Records that describe figures
______

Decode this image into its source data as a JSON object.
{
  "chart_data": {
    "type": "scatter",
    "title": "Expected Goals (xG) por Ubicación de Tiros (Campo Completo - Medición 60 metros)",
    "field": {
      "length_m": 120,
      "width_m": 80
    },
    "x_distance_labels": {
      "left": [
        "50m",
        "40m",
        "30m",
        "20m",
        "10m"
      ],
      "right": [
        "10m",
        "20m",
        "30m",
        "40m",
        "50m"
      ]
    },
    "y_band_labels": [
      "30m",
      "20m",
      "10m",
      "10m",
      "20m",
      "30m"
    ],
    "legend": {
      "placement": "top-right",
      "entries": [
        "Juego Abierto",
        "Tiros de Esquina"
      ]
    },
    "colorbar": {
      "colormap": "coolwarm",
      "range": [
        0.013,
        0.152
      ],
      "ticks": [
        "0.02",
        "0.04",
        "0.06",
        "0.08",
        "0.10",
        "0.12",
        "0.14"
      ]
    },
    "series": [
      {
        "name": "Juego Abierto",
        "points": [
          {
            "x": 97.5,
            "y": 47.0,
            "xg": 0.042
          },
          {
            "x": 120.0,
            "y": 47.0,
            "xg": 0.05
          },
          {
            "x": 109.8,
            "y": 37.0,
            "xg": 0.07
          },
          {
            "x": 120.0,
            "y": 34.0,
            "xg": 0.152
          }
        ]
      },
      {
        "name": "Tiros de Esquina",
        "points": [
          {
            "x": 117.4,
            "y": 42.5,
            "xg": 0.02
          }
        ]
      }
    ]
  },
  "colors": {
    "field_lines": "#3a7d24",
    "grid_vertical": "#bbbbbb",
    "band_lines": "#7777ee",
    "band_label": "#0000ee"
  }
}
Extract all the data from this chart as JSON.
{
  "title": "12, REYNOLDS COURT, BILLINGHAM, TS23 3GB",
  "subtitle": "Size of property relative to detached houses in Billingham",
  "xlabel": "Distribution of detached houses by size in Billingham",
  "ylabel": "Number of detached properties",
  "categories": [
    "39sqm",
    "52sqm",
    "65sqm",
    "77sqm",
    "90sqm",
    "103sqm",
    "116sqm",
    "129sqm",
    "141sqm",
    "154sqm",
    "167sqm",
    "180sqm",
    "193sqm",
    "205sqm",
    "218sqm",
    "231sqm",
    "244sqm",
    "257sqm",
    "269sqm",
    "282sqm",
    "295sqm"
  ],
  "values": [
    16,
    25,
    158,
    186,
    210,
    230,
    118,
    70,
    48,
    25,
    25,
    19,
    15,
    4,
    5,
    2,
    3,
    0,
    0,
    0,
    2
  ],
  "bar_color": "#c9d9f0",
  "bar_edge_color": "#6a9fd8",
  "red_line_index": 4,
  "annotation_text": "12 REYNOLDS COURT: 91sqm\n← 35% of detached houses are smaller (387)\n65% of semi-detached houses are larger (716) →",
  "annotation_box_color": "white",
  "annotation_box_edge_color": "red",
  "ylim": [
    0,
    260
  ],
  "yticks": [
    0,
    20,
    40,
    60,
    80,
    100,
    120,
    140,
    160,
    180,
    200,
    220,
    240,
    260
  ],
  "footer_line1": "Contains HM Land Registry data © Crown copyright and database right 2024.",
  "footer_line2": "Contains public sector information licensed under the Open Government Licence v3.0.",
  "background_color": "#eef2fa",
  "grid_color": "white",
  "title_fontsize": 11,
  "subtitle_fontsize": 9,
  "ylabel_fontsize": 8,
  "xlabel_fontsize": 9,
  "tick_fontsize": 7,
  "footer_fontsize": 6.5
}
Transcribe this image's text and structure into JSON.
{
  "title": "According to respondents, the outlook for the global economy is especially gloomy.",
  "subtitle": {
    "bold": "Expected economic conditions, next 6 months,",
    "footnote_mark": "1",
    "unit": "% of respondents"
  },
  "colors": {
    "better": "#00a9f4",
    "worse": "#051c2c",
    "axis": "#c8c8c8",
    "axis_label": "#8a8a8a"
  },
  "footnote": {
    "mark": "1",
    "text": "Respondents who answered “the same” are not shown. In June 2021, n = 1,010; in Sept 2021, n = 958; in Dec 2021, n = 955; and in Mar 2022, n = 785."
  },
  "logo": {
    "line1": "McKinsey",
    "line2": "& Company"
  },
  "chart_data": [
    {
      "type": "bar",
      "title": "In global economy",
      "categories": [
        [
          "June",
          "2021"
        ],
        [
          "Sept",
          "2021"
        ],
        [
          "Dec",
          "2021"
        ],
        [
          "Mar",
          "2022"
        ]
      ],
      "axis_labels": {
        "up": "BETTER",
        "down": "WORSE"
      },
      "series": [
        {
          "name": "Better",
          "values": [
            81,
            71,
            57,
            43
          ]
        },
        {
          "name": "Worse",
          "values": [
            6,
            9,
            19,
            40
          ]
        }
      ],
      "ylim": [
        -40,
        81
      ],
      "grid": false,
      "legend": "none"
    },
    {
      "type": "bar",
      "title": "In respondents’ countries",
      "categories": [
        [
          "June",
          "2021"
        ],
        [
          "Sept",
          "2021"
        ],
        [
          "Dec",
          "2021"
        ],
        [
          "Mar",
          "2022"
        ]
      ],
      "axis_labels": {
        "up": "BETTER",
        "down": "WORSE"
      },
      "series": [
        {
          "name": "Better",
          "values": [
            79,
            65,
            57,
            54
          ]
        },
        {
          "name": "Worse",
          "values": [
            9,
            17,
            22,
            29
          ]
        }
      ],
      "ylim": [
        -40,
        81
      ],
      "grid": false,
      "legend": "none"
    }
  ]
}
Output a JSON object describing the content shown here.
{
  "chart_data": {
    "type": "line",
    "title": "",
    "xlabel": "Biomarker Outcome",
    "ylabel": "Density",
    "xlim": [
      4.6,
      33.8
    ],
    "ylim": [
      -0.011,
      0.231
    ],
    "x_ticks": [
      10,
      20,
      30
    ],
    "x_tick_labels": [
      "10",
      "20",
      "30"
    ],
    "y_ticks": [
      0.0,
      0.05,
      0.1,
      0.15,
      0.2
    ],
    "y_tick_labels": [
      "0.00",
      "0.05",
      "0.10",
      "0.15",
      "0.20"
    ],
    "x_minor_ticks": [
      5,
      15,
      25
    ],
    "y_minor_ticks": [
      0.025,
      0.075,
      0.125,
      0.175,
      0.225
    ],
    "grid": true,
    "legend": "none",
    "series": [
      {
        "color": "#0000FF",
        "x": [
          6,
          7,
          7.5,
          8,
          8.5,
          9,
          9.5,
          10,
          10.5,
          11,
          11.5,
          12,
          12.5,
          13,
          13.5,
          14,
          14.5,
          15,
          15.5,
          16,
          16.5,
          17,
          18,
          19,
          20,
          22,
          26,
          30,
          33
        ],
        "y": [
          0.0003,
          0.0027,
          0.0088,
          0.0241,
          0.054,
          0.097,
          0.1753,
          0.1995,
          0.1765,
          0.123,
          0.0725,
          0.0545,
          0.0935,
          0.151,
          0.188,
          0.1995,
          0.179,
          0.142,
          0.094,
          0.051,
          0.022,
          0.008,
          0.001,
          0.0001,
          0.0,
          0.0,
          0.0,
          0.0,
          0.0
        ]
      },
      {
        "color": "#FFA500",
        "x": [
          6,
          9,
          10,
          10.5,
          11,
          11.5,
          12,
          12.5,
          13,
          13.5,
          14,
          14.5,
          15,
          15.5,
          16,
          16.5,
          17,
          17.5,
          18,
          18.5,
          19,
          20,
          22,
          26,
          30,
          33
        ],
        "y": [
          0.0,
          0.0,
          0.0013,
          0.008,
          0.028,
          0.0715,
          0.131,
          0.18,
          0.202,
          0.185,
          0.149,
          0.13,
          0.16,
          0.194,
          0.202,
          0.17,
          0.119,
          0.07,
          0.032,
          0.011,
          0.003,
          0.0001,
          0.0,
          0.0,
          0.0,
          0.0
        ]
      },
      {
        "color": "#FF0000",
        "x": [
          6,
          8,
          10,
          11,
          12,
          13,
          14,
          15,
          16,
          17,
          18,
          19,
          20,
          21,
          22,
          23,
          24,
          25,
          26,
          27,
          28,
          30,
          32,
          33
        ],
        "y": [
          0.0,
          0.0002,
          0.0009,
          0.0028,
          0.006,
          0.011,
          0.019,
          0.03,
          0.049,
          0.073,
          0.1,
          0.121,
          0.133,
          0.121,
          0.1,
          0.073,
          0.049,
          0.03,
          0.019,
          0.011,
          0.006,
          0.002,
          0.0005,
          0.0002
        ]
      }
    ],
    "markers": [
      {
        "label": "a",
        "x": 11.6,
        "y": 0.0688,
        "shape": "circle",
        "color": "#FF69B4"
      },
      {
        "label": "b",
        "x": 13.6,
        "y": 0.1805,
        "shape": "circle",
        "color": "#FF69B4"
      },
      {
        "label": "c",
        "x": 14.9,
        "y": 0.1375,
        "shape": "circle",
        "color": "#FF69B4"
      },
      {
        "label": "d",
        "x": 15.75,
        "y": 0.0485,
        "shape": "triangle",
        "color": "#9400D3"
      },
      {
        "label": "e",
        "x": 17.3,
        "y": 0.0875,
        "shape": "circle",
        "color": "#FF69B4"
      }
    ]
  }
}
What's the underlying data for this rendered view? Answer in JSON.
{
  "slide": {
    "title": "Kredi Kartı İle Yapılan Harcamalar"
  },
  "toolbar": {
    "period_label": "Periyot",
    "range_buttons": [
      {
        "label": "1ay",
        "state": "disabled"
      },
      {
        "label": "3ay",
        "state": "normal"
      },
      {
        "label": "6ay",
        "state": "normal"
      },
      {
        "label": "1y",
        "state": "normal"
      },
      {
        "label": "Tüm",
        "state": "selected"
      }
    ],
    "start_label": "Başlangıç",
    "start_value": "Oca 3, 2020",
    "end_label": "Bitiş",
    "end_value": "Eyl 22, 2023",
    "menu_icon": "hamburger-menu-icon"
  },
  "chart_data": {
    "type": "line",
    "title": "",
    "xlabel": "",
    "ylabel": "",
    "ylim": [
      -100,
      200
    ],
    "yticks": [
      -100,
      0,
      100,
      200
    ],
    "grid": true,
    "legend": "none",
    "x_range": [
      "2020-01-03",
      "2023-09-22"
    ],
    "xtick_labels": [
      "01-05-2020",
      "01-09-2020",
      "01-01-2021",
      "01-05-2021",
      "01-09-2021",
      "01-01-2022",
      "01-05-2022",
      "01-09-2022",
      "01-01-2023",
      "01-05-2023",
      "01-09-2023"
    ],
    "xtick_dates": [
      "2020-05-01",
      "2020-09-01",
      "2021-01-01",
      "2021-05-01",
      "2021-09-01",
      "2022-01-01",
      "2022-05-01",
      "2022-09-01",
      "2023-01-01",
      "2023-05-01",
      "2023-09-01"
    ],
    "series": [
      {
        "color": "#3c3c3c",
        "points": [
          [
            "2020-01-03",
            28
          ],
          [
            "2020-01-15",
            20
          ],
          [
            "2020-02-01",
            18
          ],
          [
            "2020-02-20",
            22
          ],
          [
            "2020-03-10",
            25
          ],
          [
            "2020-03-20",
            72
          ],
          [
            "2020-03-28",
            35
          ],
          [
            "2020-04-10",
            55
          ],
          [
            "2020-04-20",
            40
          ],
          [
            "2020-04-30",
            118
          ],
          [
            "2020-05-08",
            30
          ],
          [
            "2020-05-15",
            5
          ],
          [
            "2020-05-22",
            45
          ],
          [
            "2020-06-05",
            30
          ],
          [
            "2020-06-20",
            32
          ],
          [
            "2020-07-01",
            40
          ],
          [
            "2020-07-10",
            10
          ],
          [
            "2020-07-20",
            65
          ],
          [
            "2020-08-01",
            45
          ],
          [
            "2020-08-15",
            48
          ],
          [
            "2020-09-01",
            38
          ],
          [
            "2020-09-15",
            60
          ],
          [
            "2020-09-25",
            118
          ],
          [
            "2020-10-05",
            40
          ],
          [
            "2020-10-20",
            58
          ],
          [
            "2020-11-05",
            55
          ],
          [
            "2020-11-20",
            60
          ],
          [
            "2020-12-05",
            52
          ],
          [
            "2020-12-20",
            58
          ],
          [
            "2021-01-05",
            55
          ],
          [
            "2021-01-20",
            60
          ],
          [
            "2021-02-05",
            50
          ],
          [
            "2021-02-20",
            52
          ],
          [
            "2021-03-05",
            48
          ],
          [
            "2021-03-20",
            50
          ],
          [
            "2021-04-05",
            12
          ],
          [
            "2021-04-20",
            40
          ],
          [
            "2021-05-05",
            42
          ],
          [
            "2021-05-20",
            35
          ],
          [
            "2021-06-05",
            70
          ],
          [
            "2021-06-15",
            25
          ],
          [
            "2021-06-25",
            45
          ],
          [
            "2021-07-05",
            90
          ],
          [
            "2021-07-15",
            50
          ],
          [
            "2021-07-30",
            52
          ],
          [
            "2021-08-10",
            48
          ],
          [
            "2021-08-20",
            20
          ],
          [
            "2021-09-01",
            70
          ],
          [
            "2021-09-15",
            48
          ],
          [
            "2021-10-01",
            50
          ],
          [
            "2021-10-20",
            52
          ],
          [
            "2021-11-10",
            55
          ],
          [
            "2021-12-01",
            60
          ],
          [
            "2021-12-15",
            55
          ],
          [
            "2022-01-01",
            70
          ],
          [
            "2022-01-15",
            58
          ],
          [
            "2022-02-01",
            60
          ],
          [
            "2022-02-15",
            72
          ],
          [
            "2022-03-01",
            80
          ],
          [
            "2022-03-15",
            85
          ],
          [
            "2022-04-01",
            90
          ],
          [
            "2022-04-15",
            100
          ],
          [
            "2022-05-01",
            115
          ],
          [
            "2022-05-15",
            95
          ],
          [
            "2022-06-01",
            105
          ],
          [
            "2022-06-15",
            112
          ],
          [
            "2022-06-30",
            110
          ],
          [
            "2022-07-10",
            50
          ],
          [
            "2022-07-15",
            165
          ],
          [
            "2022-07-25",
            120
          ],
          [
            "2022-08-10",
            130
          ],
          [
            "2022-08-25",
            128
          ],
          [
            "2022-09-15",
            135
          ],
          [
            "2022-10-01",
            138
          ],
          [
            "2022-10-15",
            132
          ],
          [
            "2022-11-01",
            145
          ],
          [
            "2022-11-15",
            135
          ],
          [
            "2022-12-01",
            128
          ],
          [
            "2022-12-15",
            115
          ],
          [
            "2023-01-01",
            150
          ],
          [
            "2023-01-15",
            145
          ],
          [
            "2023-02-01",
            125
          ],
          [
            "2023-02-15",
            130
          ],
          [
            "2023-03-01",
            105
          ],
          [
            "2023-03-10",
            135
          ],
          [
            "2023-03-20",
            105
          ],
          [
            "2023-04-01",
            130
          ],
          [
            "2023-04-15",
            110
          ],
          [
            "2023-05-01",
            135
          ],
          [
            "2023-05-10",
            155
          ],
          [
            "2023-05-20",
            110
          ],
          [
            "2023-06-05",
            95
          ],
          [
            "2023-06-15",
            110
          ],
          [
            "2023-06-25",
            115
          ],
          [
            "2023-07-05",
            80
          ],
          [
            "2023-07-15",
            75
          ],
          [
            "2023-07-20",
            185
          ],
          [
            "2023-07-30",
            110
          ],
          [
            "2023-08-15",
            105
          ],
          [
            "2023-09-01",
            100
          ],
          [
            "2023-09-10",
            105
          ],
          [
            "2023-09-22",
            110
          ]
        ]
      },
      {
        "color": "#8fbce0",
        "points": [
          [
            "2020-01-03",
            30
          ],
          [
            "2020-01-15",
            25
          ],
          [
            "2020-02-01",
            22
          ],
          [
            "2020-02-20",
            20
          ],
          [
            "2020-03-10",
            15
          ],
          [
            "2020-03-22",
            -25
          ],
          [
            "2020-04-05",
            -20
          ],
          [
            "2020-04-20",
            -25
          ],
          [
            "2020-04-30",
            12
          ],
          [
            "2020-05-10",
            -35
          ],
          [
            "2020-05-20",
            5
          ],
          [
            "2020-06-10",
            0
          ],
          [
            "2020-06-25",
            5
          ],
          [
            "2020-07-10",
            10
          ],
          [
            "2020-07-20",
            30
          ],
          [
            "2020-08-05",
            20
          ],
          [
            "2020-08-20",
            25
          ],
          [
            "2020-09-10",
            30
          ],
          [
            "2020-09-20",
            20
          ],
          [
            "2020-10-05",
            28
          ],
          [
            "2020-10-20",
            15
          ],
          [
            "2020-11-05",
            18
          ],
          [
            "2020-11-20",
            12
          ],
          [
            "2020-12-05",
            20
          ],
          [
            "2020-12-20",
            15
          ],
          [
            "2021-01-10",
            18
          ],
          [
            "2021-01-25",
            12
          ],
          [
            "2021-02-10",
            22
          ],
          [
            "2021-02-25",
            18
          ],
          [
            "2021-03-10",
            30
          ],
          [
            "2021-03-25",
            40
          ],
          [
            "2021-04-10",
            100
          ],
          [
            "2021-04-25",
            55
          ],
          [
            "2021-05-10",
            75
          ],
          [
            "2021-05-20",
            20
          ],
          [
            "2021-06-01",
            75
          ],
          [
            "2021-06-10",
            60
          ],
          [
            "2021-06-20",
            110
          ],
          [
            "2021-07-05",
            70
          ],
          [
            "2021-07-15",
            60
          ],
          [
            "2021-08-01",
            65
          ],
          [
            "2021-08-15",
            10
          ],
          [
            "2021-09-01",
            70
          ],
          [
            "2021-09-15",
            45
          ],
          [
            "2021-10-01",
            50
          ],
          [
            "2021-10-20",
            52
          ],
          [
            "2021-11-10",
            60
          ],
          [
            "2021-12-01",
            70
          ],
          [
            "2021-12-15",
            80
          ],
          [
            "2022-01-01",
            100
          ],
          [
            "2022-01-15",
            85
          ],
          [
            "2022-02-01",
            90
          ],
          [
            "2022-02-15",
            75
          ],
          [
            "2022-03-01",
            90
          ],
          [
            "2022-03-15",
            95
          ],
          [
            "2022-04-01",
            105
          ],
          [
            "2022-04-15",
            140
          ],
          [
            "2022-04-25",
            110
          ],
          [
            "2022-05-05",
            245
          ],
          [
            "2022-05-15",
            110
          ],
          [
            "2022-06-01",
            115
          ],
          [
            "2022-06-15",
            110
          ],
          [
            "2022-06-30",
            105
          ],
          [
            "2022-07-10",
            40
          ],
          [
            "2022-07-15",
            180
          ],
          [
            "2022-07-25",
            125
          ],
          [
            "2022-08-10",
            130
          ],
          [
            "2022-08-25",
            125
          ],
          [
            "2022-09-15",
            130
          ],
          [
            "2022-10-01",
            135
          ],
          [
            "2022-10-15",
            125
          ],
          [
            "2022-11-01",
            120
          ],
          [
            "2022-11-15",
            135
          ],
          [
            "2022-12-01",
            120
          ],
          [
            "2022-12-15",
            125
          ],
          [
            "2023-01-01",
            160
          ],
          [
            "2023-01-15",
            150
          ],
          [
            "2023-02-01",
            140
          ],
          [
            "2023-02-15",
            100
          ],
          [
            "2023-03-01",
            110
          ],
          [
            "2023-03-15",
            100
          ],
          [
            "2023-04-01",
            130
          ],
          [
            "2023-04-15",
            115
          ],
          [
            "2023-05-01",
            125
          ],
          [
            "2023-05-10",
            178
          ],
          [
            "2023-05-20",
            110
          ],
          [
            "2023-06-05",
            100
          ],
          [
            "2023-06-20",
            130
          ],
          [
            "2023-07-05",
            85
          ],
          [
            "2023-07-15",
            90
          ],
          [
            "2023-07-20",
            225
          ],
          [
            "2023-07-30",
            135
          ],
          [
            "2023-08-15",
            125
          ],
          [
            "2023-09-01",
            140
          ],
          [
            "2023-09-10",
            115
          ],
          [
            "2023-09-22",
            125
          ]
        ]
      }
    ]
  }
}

______

(Directions for this task) Show, from the listing above, each line that contains the word "right".

(Solution to the problem)
      "right": [
      "placement": "top-right",
  "footer_line1": "Contains HM Land Registry data © Crown copyright and database right 2024.",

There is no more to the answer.